WHAT YOU NEED TO DO: Pick out and copy each line in the records that contains the word "törlése". Case counts.

Listings of annotated regions:
----

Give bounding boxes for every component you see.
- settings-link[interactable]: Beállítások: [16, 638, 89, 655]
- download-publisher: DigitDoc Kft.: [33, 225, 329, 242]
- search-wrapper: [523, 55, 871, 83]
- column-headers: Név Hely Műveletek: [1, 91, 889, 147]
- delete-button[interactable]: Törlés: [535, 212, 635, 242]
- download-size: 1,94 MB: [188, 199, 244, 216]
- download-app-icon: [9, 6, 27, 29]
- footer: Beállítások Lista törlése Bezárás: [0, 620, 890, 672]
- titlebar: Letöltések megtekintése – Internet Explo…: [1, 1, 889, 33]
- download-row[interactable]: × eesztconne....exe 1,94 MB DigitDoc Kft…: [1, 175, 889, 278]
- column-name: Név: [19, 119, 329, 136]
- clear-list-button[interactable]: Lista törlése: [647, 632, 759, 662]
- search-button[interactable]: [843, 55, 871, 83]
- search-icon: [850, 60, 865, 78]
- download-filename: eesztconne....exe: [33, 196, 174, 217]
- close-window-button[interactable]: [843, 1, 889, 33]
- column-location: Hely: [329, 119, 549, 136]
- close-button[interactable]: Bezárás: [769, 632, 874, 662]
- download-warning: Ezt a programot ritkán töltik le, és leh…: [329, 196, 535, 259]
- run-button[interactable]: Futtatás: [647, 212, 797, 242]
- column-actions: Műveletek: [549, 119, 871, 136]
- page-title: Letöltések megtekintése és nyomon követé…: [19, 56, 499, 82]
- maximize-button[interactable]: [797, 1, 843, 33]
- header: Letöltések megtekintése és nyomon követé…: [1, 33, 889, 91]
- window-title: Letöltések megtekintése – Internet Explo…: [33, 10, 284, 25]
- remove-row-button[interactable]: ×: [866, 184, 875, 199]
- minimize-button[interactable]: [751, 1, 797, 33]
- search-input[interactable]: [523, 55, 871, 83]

----

WRITTEN RESPONSE:
- footer: Beállítások Lista törlése Bezárás: [0, 620, 890, 672]
- clear-list-button[interactable]: Lista törlése: [647, 632, 759, 662]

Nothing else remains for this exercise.